## THE EXERCISE:
Give back the whole listing exactly as shown.
[Start of SOURCE RECORDS]
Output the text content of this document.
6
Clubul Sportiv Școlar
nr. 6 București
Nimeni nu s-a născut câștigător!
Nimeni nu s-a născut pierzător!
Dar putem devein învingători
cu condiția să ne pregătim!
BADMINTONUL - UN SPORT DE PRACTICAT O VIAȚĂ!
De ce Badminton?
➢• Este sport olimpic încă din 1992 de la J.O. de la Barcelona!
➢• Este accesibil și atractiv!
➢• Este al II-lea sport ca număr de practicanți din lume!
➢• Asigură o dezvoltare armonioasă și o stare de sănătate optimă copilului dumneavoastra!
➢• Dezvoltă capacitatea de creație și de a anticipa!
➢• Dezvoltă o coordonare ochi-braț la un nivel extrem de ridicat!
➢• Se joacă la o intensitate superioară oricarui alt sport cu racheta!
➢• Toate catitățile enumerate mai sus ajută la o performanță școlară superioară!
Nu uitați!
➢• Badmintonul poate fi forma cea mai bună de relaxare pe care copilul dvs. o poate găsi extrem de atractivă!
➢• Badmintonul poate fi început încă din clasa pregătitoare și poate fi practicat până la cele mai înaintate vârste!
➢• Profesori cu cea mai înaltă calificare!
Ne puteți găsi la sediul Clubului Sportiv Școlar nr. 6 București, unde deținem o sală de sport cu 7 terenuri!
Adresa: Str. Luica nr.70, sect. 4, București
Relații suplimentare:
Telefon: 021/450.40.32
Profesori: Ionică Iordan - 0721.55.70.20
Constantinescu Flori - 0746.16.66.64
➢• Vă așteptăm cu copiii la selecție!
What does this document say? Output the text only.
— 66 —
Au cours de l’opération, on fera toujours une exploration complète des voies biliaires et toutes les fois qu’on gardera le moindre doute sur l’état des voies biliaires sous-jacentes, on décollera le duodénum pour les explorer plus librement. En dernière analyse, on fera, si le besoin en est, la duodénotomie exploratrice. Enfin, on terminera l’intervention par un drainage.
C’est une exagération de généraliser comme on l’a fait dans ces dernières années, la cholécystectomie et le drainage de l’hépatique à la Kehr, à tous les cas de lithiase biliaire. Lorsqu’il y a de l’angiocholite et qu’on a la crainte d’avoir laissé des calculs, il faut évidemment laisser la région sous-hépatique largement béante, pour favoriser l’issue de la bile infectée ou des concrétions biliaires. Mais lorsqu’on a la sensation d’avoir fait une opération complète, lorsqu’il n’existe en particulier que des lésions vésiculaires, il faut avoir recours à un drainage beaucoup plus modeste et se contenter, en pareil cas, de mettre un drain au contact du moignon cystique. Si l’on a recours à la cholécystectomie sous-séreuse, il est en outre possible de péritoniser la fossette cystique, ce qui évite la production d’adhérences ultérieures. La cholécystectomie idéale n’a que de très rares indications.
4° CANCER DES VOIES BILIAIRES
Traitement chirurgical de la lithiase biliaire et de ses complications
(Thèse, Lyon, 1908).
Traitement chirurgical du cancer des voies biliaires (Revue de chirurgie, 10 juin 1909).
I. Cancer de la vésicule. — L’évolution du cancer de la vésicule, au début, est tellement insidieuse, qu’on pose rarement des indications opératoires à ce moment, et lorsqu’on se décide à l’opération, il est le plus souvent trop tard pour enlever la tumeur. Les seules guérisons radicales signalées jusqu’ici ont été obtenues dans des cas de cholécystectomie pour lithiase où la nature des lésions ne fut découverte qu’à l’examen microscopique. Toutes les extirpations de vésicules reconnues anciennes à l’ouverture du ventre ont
[End of SOURCE RECORDS]
## SOLVED PROBLEM:
Output the text content of this document.
6
Clubul Sportiv Școlar
nr. 6 București
Nimeni nu s-a născut câștigător!
Nimeni nu s-a născut pierzător!
Dar putem devein învingători
cu condiția să ne pregătim!
BADMINTONUL - UN SPORT DE PRACTICAT O VIAȚĂ!
De ce Badminton?
➢• Este sport olimpic încă din 1992 de la J.O. de la Barcelona!
➢• Este accesibil și atractiv!
➢• Este al II-lea sport ca număr de practicanți din lume!
➢• Asigură o dezvoltare armonioasă și o stare de sănătate optimă copilului dumneavoastra!
➢• Dezvoltă capacitatea de creație și de a anticipa!
➢• Dezvoltă o coordonare ochi-braț la un nivel extrem de ridicat!
➢• Se joacă la o intensitate superioară oricarui alt sport cu racheta!
➢• Toate catitățile enumerate mai sus ajută la o performanță școlară superioară!
Nu uitați!
➢• Badmintonul poate fi forma cea mai bună de relaxare pe care copilul dvs. o poate găsi extrem de atractivă!
➢• Badmintonul poate fi început încă din clasa pregătitoare și poate fi practicat până la cele mai înaintate vârste!
➢• Profesori cu cea mai înaltă calificare!
Ne puteți găsi la sediul Clubului Sportiv Școlar nr. 6 București, unde deținem o sală de sport cu 7 terenuri!
Adresa: Str. Luica nr.70, sect. 4, București
Relații suplimentare:
Telefon: 021/450.40.32
Profesori: Ionică Iordan - 0721.55.70.20
Constantinescu Flori - 0746.16.66.64
➢• Vă așteptăm cu copiii la selecție!
What does this document say? Output the text only.
— 66 —
Au cours de l’opération, on fera toujours une exploration complète des voies biliaires et toutes les fois qu’on gardera le moindre doute sur l’état des voies biliaires sous-jacentes, on décollera le duodénum pour les explorer plus librement. En dernière analyse, on fera, si le besoin en est, la duodénotomie exploratrice. Enfin, on terminera l’intervention par un drainage.
C’est une exagération de généraliser comme on l’a fait dans ces dernières années, la cholécystectomie et le drainage de l’hépatique à la Kehr, à tous les cas de lithiase biliaire. Lorsqu’il y a de l’angiocholite et qu’on a la crainte d’avoir laissé des calculs, il faut évidemment laisser la région sous-hépatique largement béante, pour favoriser l’issue de la bile infectée ou des concrétions biliaires. Mais lorsqu’on a la sensation d’avoir fait une opération complète, lorsqu’il n’existe en particulier que des lésions vésiculaires, il faut avoir recours à un drainage beaucoup plus modeste et se contenter, en pareil cas, de mettre un drain au contact du moignon cystique. Si l’on a recours à la cholécystectomie sous-séreuse, il est en outre possible de péritoniser la fossette cystique, ce qui évite la production d’adhérences ultérieures. La cholécystectomie idéale n’a que de très rares indications.
4° CANCER DES VOIES BILIAIRES
Traitement chirurgical de la lithiase biliaire et de ses complications
(Thèse, Lyon, 1908).
Traitement chirurgical du cancer des voies biliaires (Revue de chirurgie, 10 juin 1909).
I. Cancer de la vésicule. — L’évolution du cancer de la vésicule, au début, est tellement insidieuse, qu’on pose rarement des indications opératoires à ce moment, et lorsqu’on se décide à l’opération, il est le plus souvent trop tard pour enlever la tumeur. Les seules guérisons radicales signalées jusqu’ici ont été obtenues dans des cas de cholécystectomie pour lithiase où la nature des lésions ne fut découverte qu’à l’examen microscopique. Toutes les extirpations de vésicules reconnues anciennes à l’ouverture du ventre ont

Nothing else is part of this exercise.